Tell how many lines in the data below hold the string "Heliocentric"; give nothing but the number.

━━━━

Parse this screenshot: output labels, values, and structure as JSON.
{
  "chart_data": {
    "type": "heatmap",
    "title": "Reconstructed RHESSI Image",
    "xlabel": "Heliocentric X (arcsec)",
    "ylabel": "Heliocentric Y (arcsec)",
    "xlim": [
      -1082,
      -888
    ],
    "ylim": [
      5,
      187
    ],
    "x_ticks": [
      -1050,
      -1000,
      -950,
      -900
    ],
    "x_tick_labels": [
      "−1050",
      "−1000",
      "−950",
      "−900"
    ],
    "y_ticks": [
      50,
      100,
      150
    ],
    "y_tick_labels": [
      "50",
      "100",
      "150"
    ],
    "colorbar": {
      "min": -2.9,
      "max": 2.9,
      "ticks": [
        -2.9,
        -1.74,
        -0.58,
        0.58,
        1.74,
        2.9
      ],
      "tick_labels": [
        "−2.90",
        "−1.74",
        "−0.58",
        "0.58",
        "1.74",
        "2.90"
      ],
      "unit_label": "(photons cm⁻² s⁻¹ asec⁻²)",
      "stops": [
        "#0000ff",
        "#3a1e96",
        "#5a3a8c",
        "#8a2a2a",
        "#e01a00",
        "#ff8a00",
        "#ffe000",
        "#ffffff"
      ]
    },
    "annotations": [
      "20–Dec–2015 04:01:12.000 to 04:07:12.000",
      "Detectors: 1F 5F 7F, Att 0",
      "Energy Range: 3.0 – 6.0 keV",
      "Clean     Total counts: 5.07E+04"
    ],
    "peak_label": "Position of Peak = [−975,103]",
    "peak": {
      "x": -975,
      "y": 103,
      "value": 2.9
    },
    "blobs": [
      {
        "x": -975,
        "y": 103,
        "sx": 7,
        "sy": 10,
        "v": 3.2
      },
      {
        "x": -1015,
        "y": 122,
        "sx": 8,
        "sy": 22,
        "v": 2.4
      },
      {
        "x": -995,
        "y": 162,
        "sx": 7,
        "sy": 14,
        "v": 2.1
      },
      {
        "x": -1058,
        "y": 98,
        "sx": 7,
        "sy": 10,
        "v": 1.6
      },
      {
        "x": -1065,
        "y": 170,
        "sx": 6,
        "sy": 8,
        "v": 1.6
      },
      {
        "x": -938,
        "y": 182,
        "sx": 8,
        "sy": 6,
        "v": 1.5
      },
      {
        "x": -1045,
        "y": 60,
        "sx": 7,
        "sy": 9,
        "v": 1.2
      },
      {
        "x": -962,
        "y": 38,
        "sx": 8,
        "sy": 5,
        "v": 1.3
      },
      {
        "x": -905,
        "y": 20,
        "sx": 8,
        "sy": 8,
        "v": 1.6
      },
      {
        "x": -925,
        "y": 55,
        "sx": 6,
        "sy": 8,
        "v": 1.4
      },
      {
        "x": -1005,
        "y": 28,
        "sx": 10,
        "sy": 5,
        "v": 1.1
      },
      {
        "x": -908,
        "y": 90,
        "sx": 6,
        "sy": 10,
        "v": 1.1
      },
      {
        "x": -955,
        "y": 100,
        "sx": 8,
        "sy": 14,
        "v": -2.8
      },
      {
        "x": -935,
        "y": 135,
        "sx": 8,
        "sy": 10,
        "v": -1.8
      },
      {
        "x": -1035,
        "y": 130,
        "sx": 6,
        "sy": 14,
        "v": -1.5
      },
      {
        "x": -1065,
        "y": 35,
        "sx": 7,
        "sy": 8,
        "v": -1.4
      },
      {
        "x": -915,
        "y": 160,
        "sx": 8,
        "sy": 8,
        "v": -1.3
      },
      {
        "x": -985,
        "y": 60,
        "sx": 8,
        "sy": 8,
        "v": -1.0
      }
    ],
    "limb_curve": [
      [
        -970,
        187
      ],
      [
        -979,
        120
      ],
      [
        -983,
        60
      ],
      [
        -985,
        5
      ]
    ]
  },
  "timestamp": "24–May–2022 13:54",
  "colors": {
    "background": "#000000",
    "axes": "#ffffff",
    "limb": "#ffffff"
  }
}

━━━━

- _OUTPUT BELOW_
2